## Exercise directions
Gather all lines in the records below that include the word "скульптурный".

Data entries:
— Begin —

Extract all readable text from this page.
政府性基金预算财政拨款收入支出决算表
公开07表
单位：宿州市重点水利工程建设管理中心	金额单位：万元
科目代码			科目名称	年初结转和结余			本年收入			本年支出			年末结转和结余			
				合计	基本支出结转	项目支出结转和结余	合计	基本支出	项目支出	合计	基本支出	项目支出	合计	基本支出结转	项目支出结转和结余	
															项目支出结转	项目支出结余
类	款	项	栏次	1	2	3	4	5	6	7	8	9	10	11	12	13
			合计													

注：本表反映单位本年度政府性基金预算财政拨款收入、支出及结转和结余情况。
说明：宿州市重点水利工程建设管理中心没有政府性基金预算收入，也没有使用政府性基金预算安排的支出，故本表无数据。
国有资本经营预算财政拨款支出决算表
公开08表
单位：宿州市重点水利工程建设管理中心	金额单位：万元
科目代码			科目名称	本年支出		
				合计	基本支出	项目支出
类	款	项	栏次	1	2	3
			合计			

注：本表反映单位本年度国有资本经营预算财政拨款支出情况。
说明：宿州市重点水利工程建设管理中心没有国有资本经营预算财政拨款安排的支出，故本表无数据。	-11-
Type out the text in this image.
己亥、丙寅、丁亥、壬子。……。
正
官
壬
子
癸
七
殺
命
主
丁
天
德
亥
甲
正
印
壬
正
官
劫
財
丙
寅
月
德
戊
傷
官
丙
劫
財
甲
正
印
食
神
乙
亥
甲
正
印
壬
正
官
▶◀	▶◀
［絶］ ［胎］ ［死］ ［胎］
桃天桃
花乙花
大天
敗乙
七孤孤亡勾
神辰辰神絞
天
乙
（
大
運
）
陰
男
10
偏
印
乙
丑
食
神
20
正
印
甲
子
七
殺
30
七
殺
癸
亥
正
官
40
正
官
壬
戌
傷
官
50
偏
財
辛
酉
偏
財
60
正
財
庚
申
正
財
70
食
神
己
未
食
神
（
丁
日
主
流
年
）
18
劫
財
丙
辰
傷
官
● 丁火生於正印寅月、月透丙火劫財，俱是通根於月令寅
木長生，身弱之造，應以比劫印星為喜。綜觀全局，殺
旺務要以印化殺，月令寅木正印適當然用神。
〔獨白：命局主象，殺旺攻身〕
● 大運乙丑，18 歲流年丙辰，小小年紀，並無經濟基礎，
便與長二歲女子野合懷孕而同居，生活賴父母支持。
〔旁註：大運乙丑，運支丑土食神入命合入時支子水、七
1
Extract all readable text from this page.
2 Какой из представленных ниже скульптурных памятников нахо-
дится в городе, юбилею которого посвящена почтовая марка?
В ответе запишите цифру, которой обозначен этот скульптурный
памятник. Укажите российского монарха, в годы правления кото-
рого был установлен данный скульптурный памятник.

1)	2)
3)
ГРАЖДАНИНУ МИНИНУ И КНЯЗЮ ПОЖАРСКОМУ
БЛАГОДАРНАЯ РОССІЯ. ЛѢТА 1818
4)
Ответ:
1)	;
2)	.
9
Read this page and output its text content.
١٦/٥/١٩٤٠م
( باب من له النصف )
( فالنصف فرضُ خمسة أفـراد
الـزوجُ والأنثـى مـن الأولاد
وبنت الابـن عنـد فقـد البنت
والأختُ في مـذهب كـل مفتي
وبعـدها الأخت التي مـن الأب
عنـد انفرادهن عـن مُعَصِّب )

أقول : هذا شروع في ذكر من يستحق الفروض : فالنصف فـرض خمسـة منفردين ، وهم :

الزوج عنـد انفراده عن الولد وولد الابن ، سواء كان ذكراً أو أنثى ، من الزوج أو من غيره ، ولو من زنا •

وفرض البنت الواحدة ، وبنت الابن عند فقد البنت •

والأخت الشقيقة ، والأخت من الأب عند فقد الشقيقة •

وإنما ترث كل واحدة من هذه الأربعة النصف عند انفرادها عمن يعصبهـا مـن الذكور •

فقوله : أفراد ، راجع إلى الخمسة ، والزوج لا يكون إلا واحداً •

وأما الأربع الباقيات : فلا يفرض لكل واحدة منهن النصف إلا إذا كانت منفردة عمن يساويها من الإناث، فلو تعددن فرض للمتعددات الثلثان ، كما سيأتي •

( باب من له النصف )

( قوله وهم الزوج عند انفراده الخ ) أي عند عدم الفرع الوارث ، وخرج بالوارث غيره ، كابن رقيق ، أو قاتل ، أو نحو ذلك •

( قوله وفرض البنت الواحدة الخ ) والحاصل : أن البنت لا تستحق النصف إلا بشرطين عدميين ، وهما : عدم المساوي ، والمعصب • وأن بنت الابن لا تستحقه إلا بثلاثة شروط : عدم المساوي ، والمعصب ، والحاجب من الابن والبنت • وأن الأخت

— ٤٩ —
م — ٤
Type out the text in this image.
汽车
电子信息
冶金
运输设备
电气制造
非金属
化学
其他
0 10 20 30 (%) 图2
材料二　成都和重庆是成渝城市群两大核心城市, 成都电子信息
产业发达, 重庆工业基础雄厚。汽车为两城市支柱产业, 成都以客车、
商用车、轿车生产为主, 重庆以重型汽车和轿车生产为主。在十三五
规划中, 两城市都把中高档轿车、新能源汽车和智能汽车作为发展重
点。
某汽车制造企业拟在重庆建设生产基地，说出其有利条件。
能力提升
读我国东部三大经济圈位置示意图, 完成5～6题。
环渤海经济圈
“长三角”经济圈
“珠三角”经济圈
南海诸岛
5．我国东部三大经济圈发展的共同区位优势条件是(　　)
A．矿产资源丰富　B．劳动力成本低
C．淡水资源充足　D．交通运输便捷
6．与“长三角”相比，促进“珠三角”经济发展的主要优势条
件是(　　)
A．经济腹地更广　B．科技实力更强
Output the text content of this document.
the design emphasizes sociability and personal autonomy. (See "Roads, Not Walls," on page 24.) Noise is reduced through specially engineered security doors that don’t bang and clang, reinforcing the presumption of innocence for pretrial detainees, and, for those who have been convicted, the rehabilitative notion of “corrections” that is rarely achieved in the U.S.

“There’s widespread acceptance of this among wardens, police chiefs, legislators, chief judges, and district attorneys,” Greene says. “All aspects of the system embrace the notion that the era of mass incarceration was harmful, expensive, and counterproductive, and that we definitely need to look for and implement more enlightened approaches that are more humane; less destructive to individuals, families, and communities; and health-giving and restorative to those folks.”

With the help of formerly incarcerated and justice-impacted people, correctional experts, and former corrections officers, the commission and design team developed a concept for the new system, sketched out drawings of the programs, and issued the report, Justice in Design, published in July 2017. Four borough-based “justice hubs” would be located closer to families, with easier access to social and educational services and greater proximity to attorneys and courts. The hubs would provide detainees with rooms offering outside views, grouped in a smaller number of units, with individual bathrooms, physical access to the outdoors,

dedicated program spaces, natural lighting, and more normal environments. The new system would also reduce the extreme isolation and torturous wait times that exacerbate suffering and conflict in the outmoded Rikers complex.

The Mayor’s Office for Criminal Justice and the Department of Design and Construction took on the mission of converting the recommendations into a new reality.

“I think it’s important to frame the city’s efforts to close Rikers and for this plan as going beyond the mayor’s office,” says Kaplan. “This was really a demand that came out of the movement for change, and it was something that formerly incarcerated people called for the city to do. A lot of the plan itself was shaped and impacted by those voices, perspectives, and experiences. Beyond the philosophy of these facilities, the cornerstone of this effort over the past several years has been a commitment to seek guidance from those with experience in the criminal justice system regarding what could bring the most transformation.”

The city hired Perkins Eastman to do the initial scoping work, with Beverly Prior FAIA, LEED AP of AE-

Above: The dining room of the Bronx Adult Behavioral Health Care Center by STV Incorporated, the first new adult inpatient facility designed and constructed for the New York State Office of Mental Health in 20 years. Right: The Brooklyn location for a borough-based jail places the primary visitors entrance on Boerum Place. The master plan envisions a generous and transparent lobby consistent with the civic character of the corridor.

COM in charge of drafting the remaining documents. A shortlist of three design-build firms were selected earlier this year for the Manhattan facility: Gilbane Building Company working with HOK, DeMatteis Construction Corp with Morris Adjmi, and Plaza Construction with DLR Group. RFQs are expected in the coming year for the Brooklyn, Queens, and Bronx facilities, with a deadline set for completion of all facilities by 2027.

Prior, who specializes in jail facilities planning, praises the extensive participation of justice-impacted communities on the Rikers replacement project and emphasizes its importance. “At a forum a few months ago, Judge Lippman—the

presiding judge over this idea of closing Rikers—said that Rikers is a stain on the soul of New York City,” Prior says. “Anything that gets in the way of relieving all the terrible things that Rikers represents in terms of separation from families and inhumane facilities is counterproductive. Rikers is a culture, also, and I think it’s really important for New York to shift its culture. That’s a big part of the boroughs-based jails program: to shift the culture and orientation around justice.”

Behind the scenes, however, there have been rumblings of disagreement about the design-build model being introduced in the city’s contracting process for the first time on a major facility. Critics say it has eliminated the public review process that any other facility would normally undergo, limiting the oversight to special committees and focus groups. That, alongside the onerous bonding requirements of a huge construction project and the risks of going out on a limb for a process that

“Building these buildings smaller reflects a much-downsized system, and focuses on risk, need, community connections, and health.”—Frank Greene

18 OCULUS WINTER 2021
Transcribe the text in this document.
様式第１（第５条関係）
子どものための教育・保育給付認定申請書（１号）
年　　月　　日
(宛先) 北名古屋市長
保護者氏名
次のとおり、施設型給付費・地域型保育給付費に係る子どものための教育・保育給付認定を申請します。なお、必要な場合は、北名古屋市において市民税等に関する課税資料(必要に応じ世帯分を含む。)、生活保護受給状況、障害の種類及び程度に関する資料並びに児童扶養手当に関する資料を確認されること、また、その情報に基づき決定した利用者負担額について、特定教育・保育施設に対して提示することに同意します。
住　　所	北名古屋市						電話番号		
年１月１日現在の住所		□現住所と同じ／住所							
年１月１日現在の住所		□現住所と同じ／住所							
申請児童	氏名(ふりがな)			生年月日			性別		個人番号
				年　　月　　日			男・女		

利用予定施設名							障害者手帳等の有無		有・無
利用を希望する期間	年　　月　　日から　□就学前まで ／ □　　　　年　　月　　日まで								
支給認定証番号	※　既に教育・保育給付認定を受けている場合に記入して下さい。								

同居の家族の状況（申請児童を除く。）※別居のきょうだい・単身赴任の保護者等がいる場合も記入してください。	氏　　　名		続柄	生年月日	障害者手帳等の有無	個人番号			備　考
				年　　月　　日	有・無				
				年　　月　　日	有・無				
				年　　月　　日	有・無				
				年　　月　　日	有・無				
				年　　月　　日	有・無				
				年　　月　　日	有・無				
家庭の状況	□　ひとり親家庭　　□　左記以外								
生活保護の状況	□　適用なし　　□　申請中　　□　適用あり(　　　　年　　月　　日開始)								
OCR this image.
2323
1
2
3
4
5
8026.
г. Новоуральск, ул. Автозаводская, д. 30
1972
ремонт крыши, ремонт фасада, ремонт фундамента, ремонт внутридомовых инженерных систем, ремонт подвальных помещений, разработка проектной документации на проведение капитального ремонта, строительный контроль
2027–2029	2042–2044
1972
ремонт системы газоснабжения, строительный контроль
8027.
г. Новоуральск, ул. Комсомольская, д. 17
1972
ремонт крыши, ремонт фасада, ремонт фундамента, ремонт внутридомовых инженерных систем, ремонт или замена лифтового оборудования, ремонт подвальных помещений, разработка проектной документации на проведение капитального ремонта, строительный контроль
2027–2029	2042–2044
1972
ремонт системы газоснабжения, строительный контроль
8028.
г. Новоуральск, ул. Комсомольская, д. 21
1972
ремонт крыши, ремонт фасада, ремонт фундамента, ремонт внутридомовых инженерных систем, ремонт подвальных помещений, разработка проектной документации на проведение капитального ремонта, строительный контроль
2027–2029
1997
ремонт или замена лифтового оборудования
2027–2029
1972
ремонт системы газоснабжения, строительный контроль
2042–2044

— End —

## Answer to this problem
В ответе запишите цифру, которой обозначен этот скульптурный
рого был установлен данный скульптурный памятник.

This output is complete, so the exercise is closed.